--- DO THIS ---
Restate the records below word for word, and omit the images they hold.

--- Extracted data entries ---
▬▬▬▬▬▬▬▬▬▬
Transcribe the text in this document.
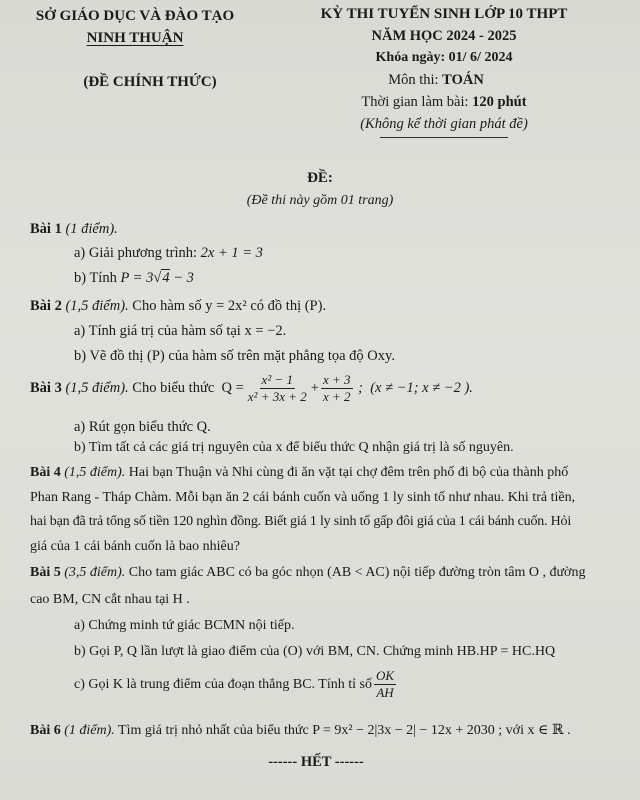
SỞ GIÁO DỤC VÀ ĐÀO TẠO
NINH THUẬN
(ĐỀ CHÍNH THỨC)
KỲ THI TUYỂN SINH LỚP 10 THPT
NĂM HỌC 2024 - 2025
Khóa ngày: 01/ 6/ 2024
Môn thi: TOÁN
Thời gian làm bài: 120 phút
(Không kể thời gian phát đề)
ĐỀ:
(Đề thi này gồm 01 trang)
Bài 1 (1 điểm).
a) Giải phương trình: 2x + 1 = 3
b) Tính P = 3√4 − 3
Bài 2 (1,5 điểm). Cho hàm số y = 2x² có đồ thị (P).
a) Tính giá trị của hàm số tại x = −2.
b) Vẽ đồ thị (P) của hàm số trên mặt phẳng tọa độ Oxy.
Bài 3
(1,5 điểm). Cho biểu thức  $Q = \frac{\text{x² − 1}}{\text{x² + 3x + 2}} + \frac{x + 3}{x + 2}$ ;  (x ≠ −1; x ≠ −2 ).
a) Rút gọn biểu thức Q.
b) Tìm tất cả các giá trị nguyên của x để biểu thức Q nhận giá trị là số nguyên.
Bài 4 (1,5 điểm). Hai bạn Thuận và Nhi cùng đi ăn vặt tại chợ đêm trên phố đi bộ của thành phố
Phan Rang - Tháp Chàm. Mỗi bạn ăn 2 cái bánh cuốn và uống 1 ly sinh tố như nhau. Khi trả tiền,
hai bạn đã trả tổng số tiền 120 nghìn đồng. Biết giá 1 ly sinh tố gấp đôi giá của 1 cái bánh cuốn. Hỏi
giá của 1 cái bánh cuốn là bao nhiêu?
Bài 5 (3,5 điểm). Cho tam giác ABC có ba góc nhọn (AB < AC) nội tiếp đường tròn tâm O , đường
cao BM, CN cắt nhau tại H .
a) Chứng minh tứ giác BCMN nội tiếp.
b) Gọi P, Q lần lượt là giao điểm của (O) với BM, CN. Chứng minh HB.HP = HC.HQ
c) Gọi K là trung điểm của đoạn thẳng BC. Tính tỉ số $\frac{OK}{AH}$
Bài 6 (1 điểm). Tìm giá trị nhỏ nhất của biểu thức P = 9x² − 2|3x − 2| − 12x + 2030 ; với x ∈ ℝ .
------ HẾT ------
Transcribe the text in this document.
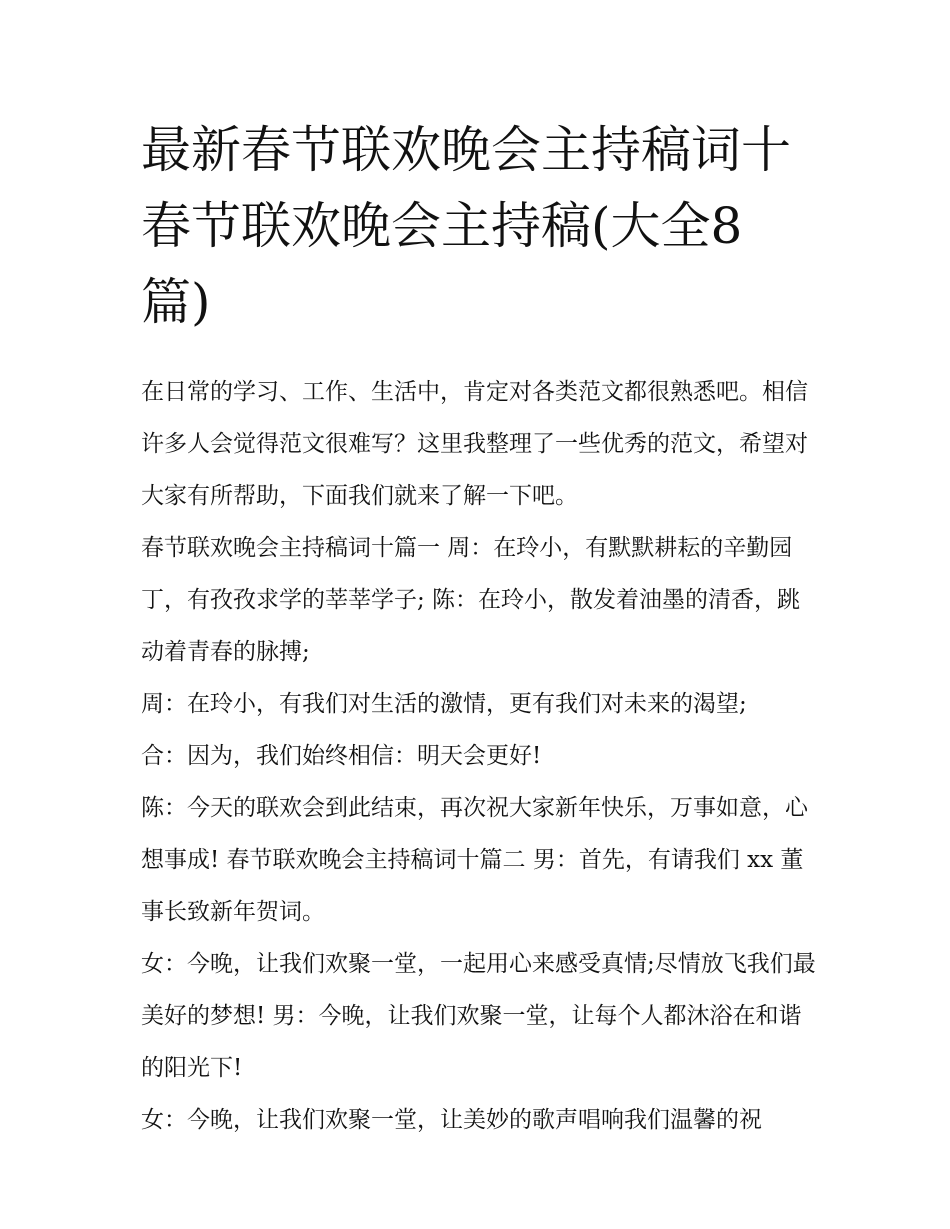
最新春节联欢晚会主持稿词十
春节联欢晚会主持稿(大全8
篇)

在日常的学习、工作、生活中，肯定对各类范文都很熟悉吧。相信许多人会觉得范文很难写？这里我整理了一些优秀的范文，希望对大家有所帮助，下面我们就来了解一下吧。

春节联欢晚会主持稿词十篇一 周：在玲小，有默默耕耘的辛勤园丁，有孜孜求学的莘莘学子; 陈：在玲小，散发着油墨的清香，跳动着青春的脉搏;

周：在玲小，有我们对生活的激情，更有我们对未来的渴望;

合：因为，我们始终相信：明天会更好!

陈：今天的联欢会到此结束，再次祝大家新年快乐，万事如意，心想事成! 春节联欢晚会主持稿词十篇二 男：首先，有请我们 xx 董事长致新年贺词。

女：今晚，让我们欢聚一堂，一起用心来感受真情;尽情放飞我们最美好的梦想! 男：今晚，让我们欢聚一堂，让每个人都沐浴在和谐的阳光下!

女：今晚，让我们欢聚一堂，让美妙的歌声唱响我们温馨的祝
▬▬▬▬▬▬▬▬▬▬
--- RIGHT ANSWER ---
Transcribe the text in this document.
SỞ GIÁO DỤC VÀ ĐÀO TẠO
NINH THUẬN
(ĐỀ CHÍNH THỨC)
KỲ THI TUYỂN SINH LỚP 10 THPT
NĂM HỌC 2024 - 2025
Khóa ngày: 01/ 6/ 2024
Môn thi: TOÁN
Thời gian làm bài: 120 phút
(Không kể thời gian phát đề)
ĐỀ:
(Đề thi này gồm 01 trang)
Bài 1 (1 điểm).
a) Giải phương trình: 2x + 1 = 3
b) Tính P = 3√4 − 3
Bài 2 (1,5 điểm). Cho hàm số y = 2x² có đồ thị (P).
a) Tính giá trị của hàm số tại x = −2.
b) Vẽ đồ thị (P) của hàm số trên mặt phẳng tọa độ Oxy.
Bài 3
(1,5 điểm). Cho biểu thức  $Q = \frac{\text{x² − 1}}{\text{x² + 3x + 2}} + \frac{x + 3}{x + 2}$ ;  (x ≠ −1; x ≠ −2 ).
a) Rút gọn biểu thức Q.
b) Tìm tất cả các giá trị nguyên của x để biểu thức Q nhận giá trị là số nguyên.
Bài 4 (1,5 điểm). Hai bạn Thuận và Nhi cùng đi ăn vặt tại chợ đêm trên phố đi bộ của thành phố
Phan Rang - Tháp Chàm. Mỗi bạn ăn 2 cái bánh cuốn và uống 1 ly sinh tố như nhau. Khi trả tiền,
hai bạn đã trả tổng số tiền 120 nghìn đồng. Biết giá 1 ly sinh tố gấp đôi giá của 1 cái bánh cuốn. Hỏi
giá của 1 cái bánh cuốn là bao nhiêu?
Bài 5 (3,5 điểm). Cho tam giác ABC có ba góc nhọn (AB < AC) nội tiếp đường tròn tâm O , đường
cao BM, CN cắt nhau tại H .
a) Chứng minh tứ giác BCMN nội tiếp.
b) Gọi P, Q lần lượt là giao điểm của (O) với BM, CN. Chứng minh HB.HP = HC.HQ
c) Gọi K là trung điểm của đoạn thẳng BC. Tính tỉ số $\frac{OK}{AH}$
Bài 6 (1 điểm). Tìm giá trị nhỏ nhất của biểu thức P = 9x² − 2|3x − 2| − 12x + 2030 ; với x ∈ ℝ .
------ HẾT ------
Transcribe the text in this document.
最新春节联欢晚会主持稿词十
春节联欢晚会主持稿(大全8
篇)

在日常的学习、工作、生活中，肯定对各类范文都很熟悉吧。相信许多人会觉得范文很难写？这里我整理了一些优秀的范文，希望对大家有所帮助，下面我们就来了解一下吧。

春节联欢晚会主持稿词十篇一 周：在玲小，有默默耕耘的辛勤园丁，有孜孜求学的莘莘学子; 陈：在玲小，散发着油墨的清香，跳动着青春的脉搏;

周：在玲小，有我们对生活的激情，更有我们对未来的渴望;

合：因为，我们始终相信：明天会更好!

陈：今天的联欢会到此结束，再次祝大家新年快乐，万事如意，心想事成! 春节联欢晚会主持稿词十篇二 男：首先，有请我们 xx 董事长致新年贺词。

女：今晚，让我们欢聚一堂，一起用心来感受真情;尽情放飞我们最美好的梦想! 男：今晚，让我们欢聚一堂，让每个人都沐浴在和谐的阳光下!

女：今晚，让我们欢聚一堂，让美妙的歌声唱响我们温馨的祝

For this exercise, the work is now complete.